-------- Provided records
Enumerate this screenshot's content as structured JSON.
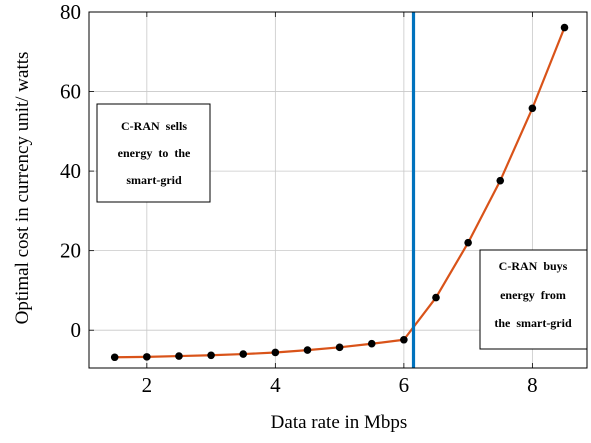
{
  "chart_data": {
    "type": "line",
    "xlabel": "Data rate in Mbps",
    "ylabel": "Optimal cost in currency unit/ watts",
    "xlim": [
      1.1,
      8.85
    ],
    "ylim": [
      -9.5,
      80
    ],
    "xticks": [
      2,
      4,
      6,
      8
    ],
    "yticks": [
      0,
      20,
      40,
      60,
      80
    ],
    "grid": true,
    "series": [
      {
        "x": [
          1.5,
          2.0,
          2.5,
          3.0,
          3.5,
          4.0,
          4.5,
          5.0,
          5.5,
          6.0,
          6.5,
          7.0,
          7.5,
          8.0,
          8.5
        ],
        "y": [
          -6.8,
          -6.7,
          -6.5,
          -6.3,
          -6.0,
          -5.6,
          -5.0,
          -4.3,
          -3.4,
          -2.4,
          8.2,
          22.0,
          37.6,
          55.8,
          76.1
        ],
        "color": "#d95319",
        "marker_color": "#000000"
      }
    ],
    "vline": {
      "x": 6.15,
      "color": "#0072bd"
    },
    "annotations": [
      {
        "position": "left",
        "lines": [
          "C-RAN  sells",
          "energy  to  the",
          "smart-grid"
        ]
      },
      {
        "position": "bottom-right",
        "lines": [
          "C-RAN  buys",
          "energy  from",
          "the  smart-grid"
        ]
      }
    ]
  }
}
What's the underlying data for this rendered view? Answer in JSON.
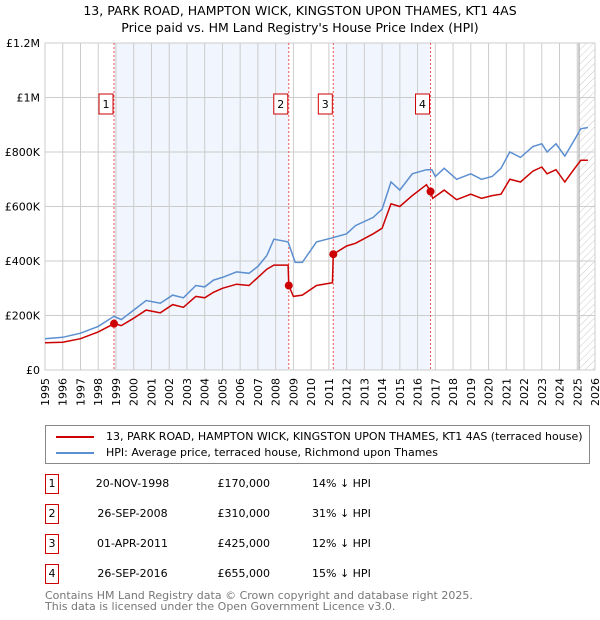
{
  "chart_data": {
    "type": "line",
    "title": "13, PARK ROAD, HAMPTON WICK, KINGSTON UPON THAMES, KT1 4AS",
    "subtitle": "Price paid vs. HM Land Registry's House Price Index (HPI)",
    "xlim": [
      1995,
      2026
    ],
    "ylim": [
      0,
      1200000
    ],
    "grid": true,
    "x_ticks": [
      "1995",
      "1996",
      "1997",
      "1998",
      "1999",
      "2000",
      "2001",
      "2002",
      "2003",
      "2004",
      "2005",
      "2006",
      "2007",
      "2008",
      "2009",
      "2010",
      "2011",
      "2012",
      "2013",
      "2014",
      "2015",
      "2016",
      "2017",
      "2018",
      "2019",
      "2020",
      "2021",
      "2022",
      "2023",
      "2024",
      "2025",
      "2026"
    ],
    "y_ticks": [
      {
        "v": 0,
        "label": "£0"
      },
      {
        "v": 200000,
        "label": "£200K"
      },
      {
        "v": 400000,
        "label": "£400K"
      },
      {
        "v": 600000,
        "label": "£600K"
      },
      {
        "v": 800000,
        "label": "£800K"
      },
      {
        "v": 1000000,
        "label": "£1M"
      },
      {
        "v": 1200000,
        "label": "£1.2M"
      }
    ],
    "series": [
      {
        "name": "13, PARK ROAD, HAMPTON WICK, KINGSTON UPON THAMES, KT1 4AS (terraced house)",
        "color": "#cc0000",
        "x": [
          1995,
          1996,
          1997,
          1998,
          1998.89,
          1999.3,
          2000,
          2000.7,
          2001.5,
          2002.2,
          2002.8,
          2003.5,
          2004,
          2004.5,
          2005,
          2005.8,
          2006.5,
          2007,
          2007.5,
          2007.9,
          2008.7,
          2008.74,
          2009,
          2009.5,
          2010.3,
          2011.2,
          2011.25,
          2012,
          2012.5,
          2013.5,
          2014,
          2014.5,
          2015,
          2015.7,
          2016.5,
          2016.73,
          2016.85,
          2017.5,
          2018.2,
          2019,
          2019.6,
          2020.2,
          2020.7,
          2021.2,
          2021.8,
          2022.5,
          2023,
          2023.3,
          2023.8,
          2024.3,
          2024.8,
          2025.2,
          2025.6
        ],
        "y": [
          100000,
          102000,
          115000,
          140000,
          170000,
          163000,
          190000,
          220000,
          210000,
          240000,
          230000,
          270000,
          265000,
          285000,
          300000,
          315000,
          310000,
          340000,
          370000,
          385000,
          385000,
          310000,
          270000,
          275000,
          310000,
          320000,
          425000,
          455000,
          465000,
          500000,
          520000,
          610000,
          600000,
          640000,
          680000,
          655000,
          630000,
          660000,
          625000,
          645000,
          630000,
          640000,
          645000,
          700000,
          690000,
          730000,
          745000,
          720000,
          735000,
          690000,
          735000,
          770000,
          770000
        ]
      },
      {
        "name": "HPI: Average price, terraced house, Richmond upon Thames",
        "color": "#5b8fd0",
        "x": [
          1995,
          1996,
          1997,
          1998,
          1998.89,
          1999.3,
          2000,
          2000.7,
          2001.5,
          2002.2,
          2002.8,
          2003.5,
          2004,
          2004.5,
          2005,
          2005.8,
          2006.5,
          2007,
          2007.5,
          2007.9,
          2008.7,
          2009.1,
          2009.5,
          2010.3,
          2011.2,
          2012,
          2012.5,
          2013.5,
          2014,
          2014.5,
          2015,
          2015.7,
          2016.5,
          2016.8,
          2017,
          2017.5,
          2018.2,
          2019,
          2019.6,
          2020.2,
          2020.7,
          2021.2,
          2021.8,
          2022.5,
          2023,
          2023.3,
          2023.8,
          2024.3,
          2024.8,
          2025.2,
          2025.6
        ],
        "y": [
          115000,
          120000,
          135000,
          160000,
          197000,
          185000,
          220000,
          255000,
          245000,
          275000,
          265000,
          310000,
          305000,
          330000,
          340000,
          360000,
          355000,
          380000,
          420000,
          480000,
          470000,
          395000,
          395000,
          470000,
          485000,
          500000,
          530000,
          560000,
          590000,
          690000,
          660000,
          720000,
          735000,
          735000,
          710000,
          740000,
          700000,
          720000,
          700000,
          710000,
          740000,
          800000,
          780000,
          820000,
          830000,
          800000,
          830000,
          785000,
          840000,
          885000,
          890000
        ]
      }
    ],
    "sales": [
      {
        "id": "1",
        "x": 1998.89,
        "y": 170000,
        "date": "20-NOV-1998",
        "price": "£170,000",
        "hpi": "14% ↓ HPI"
      },
      {
        "id": "2",
        "x": 2008.74,
        "y": 310000,
        "date": "26-SEP-2008",
        "price": "£310,000",
        "hpi": "31% ↓ HPI"
      },
      {
        "id": "3",
        "x": 2011.25,
        "y": 425000,
        "date": "01-APR-2011",
        "price": "£425,000",
        "hpi": "12% ↓ HPI"
      },
      {
        "id": "4",
        "x": 2016.73,
        "y": 655000,
        "date": "26-SEP-2016",
        "price": "£655,000",
        "hpi": "15% ↓ HPI"
      }
    ],
    "shaded_ranges": [
      [
        1998.89,
        2008.74
      ],
      [
        2011.25,
        2016.73
      ]
    ],
    "forecast_from": 2025.1
  },
  "legend": {
    "red_label": "13, PARK ROAD, HAMPTON WICK, KINGSTON UPON THAMES, KT1 4AS (terraced house)",
    "blue_label": "HPI: Average price, terraced house, Richmond upon Thames"
  },
  "footer": {
    "line1": "Contains HM Land Registry data © Crown copyright and database right 2025.",
    "line2": "This data is licensed under the Open Government Licence v3.0."
  }
}
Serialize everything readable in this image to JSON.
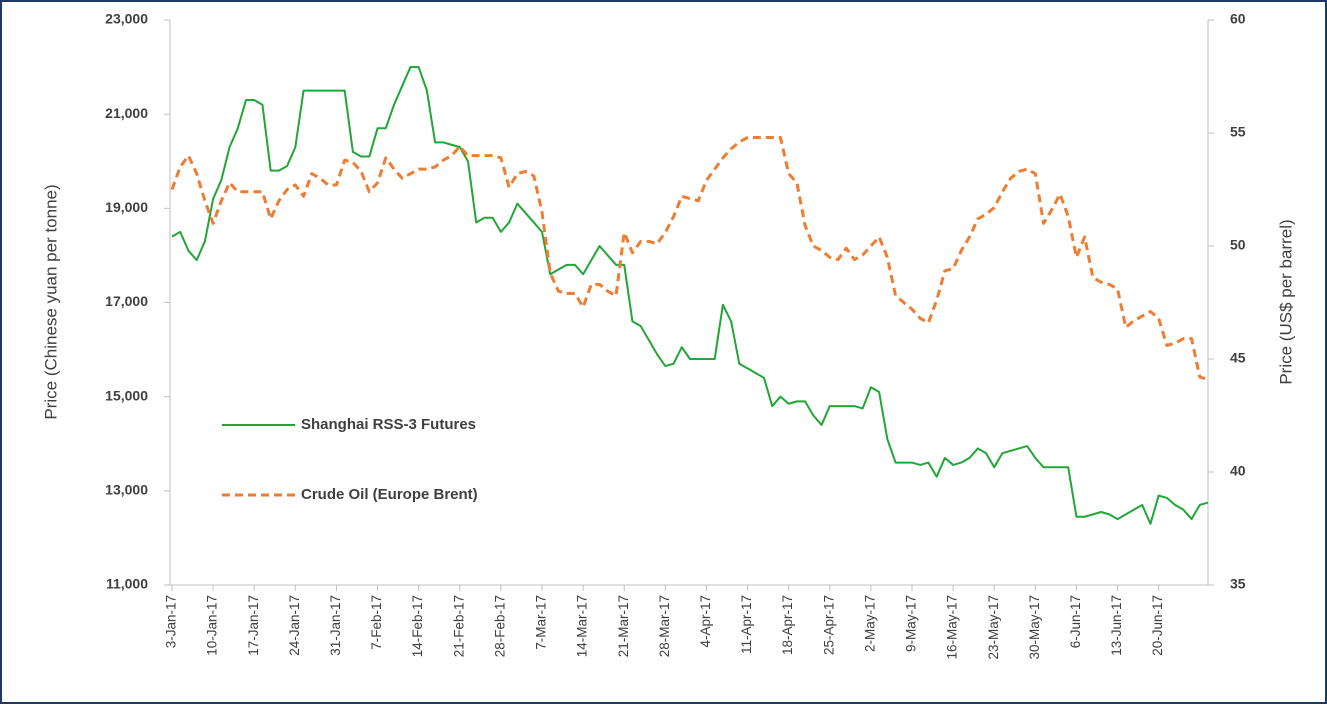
{
  "chart_data": {
    "type": "line",
    "y_label": "Price (Chinese yuan per tonne)",
    "y2_label": "Price (US$ per barrel)",
    "legend_position": "left",
    "categories": [
      "3-Jan-17",
      null,
      null,
      null,
      null,
      "10-Jan-17",
      null,
      null,
      null,
      null,
      "17-Jan-17",
      null,
      null,
      null,
      null,
      "24-Jan-17",
      null,
      null,
      null,
      null,
      "31-Jan-17",
      null,
      null,
      null,
      null,
      "7-Feb-17",
      null,
      null,
      null,
      null,
      "14-Feb-17",
      null,
      null,
      null,
      null,
      "21-Feb-17",
      null,
      null,
      null,
      null,
      "28-Feb-17",
      null,
      null,
      null,
      null,
      "7-Mar-17",
      null,
      null,
      null,
      null,
      "14-Mar-17",
      null,
      null,
      null,
      null,
      "21-Mar-17",
      null,
      null,
      null,
      null,
      "28-Mar-17",
      null,
      null,
      null,
      null,
      "4-Apr-17",
      null,
      null,
      null,
      null,
      "11-Apr-17",
      null,
      null,
      null,
      null,
      "18-Apr-17",
      null,
      null,
      null,
      null,
      "25-Apr-17",
      null,
      null,
      null,
      null,
      "2-May-17",
      null,
      null,
      null,
      null,
      "9-May-17",
      null,
      null,
      null,
      null,
      "16-May-17",
      null,
      null,
      null,
      null,
      "23-May-17",
      null,
      null,
      null,
      null,
      "30-May-17",
      null,
      null,
      null,
      null,
      "6-Jun-17",
      null,
      null,
      null,
      null,
      "13-Jun-17",
      null,
      null,
      null,
      null,
      "20-Jun-17",
      null,
      null,
      null,
      null,
      null,
      null
    ],
    "series": [
      {
        "name": "Shanghai RSS-3 Futures",
        "color": "#21a637",
        "dashed": false,
        "axis": "y",
        "values": [
          18400,
          18500,
          18100,
          17900,
          18300,
          19200,
          19600,
          20300,
          20700,
          21300,
          21300,
          21200,
          19800,
          19800,
          19900,
          20300,
          21500,
          21500,
          21500,
          21500,
          21500,
          21500,
          20200,
          20100,
          20100,
          20700,
          20700,
          21200,
          21600,
          22000,
          22000,
          21500,
          20400,
          20400,
          20350,
          20300,
          20000,
          18700,
          18800,
          18800,
          18500,
          18700,
          19100,
          18900,
          18700,
          18500,
          17600,
          17700,
          17800,
          17800,
          17600,
          17900,
          18200,
          18000,
          17800,
          17800,
          16600,
          16500,
          16200,
          15900,
          15650,
          15700,
          16050,
          15800,
          15800,
          15800,
          15800,
          16950,
          16600,
          15700,
          15600,
          15500,
          15400,
          14800,
          15000,
          14850,
          14900,
          14900,
          14600,
          14400,
          14800,
          14800,
          14800,
          14800,
          14750,
          15200,
          15100,
          14100,
          13600,
          13600,
          13600,
          13550,
          13600,
          13300,
          13700,
          13550,
          13600,
          13700,
          13900,
          13800,
          13500,
          13800,
          13850,
          13900,
          13950,
          13700,
          13500,
          13500,
          13500,
          13500,
          12450,
          12450,
          12500,
          12550,
          12500,
          12400,
          12500,
          12600,
          12700,
          12300,
          12900,
          12850,
          12700,
          12600,
          12400,
          12700,
          12750
        ]
      },
      {
        "name": "Crude Oil (Europe Brent)",
        "color": "#ed7d31",
        "dashed": true,
        "axis": "y2",
        "values": [
          52.5,
          53.5,
          54.0,
          53.2,
          52.0,
          51.0,
          52.0,
          52.8,
          52.4,
          52.4,
          52.4,
          52.4,
          51.2,
          52.0,
          52.5,
          52.7,
          52.2,
          53.2,
          53.0,
          52.7,
          52.7,
          53.8,
          53.7,
          53.3,
          52.4,
          52.8,
          53.9,
          53.4,
          53.0,
          53.2,
          53.4,
          53.4,
          53.5,
          53.8,
          54.0,
          54.4,
          54.0,
          54.0,
          54.0,
          54.0,
          53.9,
          52.6,
          53.2,
          53.3,
          53.1,
          51.5,
          48.8,
          48.0,
          47.9,
          47.9,
          47.3,
          48.3,
          48.3,
          48.0,
          47.8,
          50.6,
          49.7,
          50.2,
          50.2,
          50.1,
          50.6,
          51.3,
          52.2,
          52.1,
          52.0,
          52.9,
          53.4,
          53.9,
          54.3,
          54.6,
          54.8,
          54.8,
          54.8,
          54.8,
          54.8,
          53.2,
          52.8,
          50.9,
          50.0,
          49.8,
          49.5,
          49.4,
          49.9,
          49.4,
          49.6,
          50.0,
          50.4,
          49.5,
          47.8,
          47.5,
          47.2,
          46.8,
          46.6,
          47.6,
          48.9,
          49.0,
          49.8,
          50.4,
          51.2,
          51.4,
          51.7,
          52.4,
          53.0,
          53.3,
          53.4,
          53.2,
          51.0,
          51.6,
          52.3,
          51.3,
          49.5,
          50.4,
          48.6,
          48.4,
          48.3,
          48.1,
          46.4,
          46.7,
          46.9,
          47.1,
          46.8,
          45.6,
          45.7,
          45.9,
          45.9,
          44.2,
          44.1
        ]
      }
    ],
    "ylim": [
      11000,
      23000
    ],
    "yticks": [
      {
        "value": 11000,
        "label": "11,000"
      },
      {
        "value": 13000,
        "label": "13,000"
      },
      {
        "value": 15000,
        "label": "15,000"
      },
      {
        "value": 17000,
        "label": "17,000"
      },
      {
        "value": 19000,
        "label": "19,000"
      },
      {
        "value": 21000,
        "label": "21,000"
      },
      {
        "value": 23000,
        "label": "23,000"
      }
    ],
    "y2lim": [
      35,
      60
    ],
    "y2ticks": [
      35,
      40,
      45,
      50,
      55,
      60
    ]
  }
}
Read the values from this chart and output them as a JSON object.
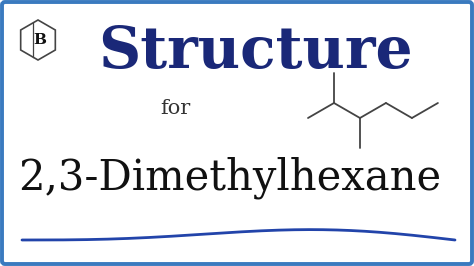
{
  "bg_color": "#ffffff",
  "border_color": "#3a7abf",
  "border_linewidth": 2.8,
  "title_text": "Structure",
  "title_color": "#1a2878",
  "title_fontsize": 42,
  "for_text": "for",
  "for_color": "#333333",
  "for_fontsize": 15,
  "compound_text": "2,3-Dimethylhexane",
  "compound_color": "#111111",
  "compound_fontsize": 30,
  "hex_color": "#444444",
  "hex_letter": "B",
  "hex_letter_color": "#111111",
  "hex_letter_fontsize": 11,
  "molecule_color": "#444444",
  "molecule_linewidth": 1.3,
  "wave_color": "#2244aa",
  "wave_linewidth": 2.0,
  "figw": 4.74,
  "figh": 2.66,
  "dpi": 100
}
----------------
> _What to produce_
Copy each line of the preceding data that contains the string "Registry".

> _Complete answer_
    "subtitle": "Price paid vs. HM Land Registry's House Price Index (HPI)",
    "line1": "Contains HM Land Registry data © Crown copyright and database right 2025.",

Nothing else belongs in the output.